▸ Dataset entries
--- Begin ---

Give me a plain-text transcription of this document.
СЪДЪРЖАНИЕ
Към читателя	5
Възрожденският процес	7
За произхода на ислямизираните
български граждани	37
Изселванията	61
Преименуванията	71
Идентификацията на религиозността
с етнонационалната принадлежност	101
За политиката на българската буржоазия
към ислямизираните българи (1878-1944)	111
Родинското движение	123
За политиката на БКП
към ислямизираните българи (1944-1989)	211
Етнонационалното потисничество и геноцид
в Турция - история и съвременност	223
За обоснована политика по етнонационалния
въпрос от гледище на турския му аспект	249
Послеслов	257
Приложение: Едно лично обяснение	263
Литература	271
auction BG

--- End ---

▸ Do this
In the lines above, locate the string "ислямизираните". Copy every line where it occurs.

▸ Exercise output
За произхода на ислямизираните
към ислямизираните българи (1878-1944)	111
към ислямизираните българи (1944-1989)	211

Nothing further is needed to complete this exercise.